EXERCISE DESCRIPTION:
Give a verbatim copy of the lines below, minus the pictures.

DATA FOR PROCESSING:
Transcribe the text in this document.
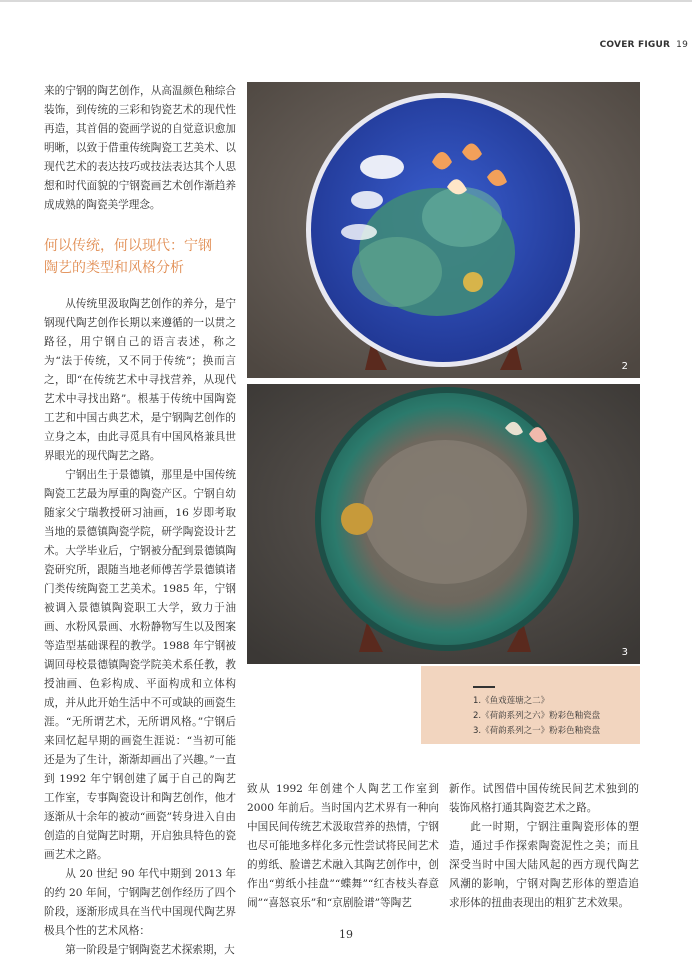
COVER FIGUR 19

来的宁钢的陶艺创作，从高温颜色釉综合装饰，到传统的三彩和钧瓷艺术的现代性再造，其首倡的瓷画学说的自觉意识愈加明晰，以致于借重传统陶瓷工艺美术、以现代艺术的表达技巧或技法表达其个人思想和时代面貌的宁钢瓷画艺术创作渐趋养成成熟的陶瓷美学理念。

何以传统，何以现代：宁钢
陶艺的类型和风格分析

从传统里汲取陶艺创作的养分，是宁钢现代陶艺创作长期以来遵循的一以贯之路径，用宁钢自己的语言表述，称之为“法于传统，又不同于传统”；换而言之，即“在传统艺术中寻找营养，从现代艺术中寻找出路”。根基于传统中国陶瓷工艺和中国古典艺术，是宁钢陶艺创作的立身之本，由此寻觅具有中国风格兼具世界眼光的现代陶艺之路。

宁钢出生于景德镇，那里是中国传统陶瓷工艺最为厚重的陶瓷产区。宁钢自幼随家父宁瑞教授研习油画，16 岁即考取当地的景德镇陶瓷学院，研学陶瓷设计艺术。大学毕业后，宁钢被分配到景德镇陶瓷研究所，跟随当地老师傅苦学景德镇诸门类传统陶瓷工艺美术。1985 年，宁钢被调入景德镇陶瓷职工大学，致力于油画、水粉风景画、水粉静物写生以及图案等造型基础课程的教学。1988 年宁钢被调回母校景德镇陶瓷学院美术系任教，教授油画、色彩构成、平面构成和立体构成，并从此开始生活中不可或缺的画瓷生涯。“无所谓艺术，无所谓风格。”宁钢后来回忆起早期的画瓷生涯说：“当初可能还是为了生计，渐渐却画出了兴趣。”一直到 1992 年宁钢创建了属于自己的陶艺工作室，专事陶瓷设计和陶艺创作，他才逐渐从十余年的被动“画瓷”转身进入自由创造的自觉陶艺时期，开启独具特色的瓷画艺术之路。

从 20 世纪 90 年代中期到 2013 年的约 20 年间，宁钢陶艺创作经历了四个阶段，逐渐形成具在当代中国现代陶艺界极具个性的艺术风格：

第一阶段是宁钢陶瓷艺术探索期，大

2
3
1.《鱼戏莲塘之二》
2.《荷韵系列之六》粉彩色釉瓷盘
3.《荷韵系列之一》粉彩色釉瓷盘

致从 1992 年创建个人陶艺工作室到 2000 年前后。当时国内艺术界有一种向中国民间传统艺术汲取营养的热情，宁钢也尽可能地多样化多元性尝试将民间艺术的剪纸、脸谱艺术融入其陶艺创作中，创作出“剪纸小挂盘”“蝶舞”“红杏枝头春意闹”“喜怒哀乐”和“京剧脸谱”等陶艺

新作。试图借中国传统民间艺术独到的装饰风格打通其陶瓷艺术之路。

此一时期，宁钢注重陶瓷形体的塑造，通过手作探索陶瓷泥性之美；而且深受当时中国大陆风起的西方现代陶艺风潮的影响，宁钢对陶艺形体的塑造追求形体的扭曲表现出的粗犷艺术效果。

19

SOLUTION TO THE EXERCISE:
Transcribe the text in this document.
COVER FIGUR 19

来的宁钢的陶艺创作，从高温颜色釉综合装饰，到传统的三彩和钧瓷艺术的现代性再造，其首倡的瓷画学说的自觉意识愈加明晰，以致于借重传统陶瓷工艺美术、以现代艺术的表达技巧或技法表达其个人思想和时代面貌的宁钢瓷画艺术创作渐趋养成成熟的陶瓷美学理念。

何以传统，何以现代：宁钢
陶艺的类型和风格分析

从传统里汲取陶艺创作的养分，是宁钢现代陶艺创作长期以来遵循的一以贯之路径，用宁钢自己的语言表述，称之为“法于传统，又不同于传统”；换而言之，即“在传统艺术中寻找营养，从现代艺术中寻找出路”。根基于传统中国陶瓷工艺和中国古典艺术，是宁钢陶艺创作的立身之本，由此寻觅具有中国风格兼具世界眼光的现代陶艺之路。

宁钢出生于景德镇，那里是中国传统陶瓷工艺最为厚重的陶瓷产区。宁钢自幼随家父宁瑞教授研习油画，16 岁即考取当地的景德镇陶瓷学院，研学陶瓷设计艺术。大学毕业后，宁钢被分配到景德镇陶瓷研究所，跟随当地老师傅苦学景德镇诸门类传统陶瓷工艺美术。1985 年，宁钢被调入景德镇陶瓷职工大学，致力于油画、水粉风景画、水粉静物写生以及图案等造型基础课程的教学。1988 年宁钢被调回母校景德镇陶瓷学院美术系任教，教授油画、色彩构成、平面构成和立体构成，并从此开始生活中不可或缺的画瓷生涯。“无所谓艺术，无所谓风格。”宁钢后来回忆起早期的画瓷生涯说：“当初可能还是为了生计，渐渐却画出了兴趣。”一直到 1992 年宁钢创建了属于自己的陶艺工作室，专事陶瓷设计和陶艺创作，他才逐渐从十余年的被动“画瓷”转身进入自由创造的自觉陶艺时期，开启独具特色的瓷画艺术之路。

从 20 世纪 90 年代中期到 2013 年的约 20 年间，宁钢陶艺创作经历了四个阶段，逐渐形成具在当代中国现代陶艺界极具个性的艺术风格：

第一阶段是宁钢陶瓷艺术探索期，大

2
3
1.《鱼戏莲塘之二》
2.《荷韵系列之六》粉彩色釉瓷盘
3.《荷韵系列之一》粉彩色釉瓷盘

致从 1992 年创建个人陶艺工作室到 2000 年前后。当时国内艺术界有一种向中国民间传统艺术汲取营养的热情，宁钢也尽可能地多样化多元性尝试将民间艺术的剪纸、脸谱艺术融入其陶艺创作中，创作出“剪纸小挂盘”“蝶舞”“红杏枝头春意闹”“喜怒哀乐”和“京剧脸谱”等陶艺

新作。试图借中国传统民间艺术独到的装饰风格打通其陶瓷艺术之路。

此一时期，宁钢注重陶瓷形体的塑造，通过手作探索陶瓷泥性之美；而且深受当时中国大陆风起的西方现代陶艺风潮的影响，宁钢对陶艺形体的塑造追求形体的扭曲表现出的粗犷艺术效果。

19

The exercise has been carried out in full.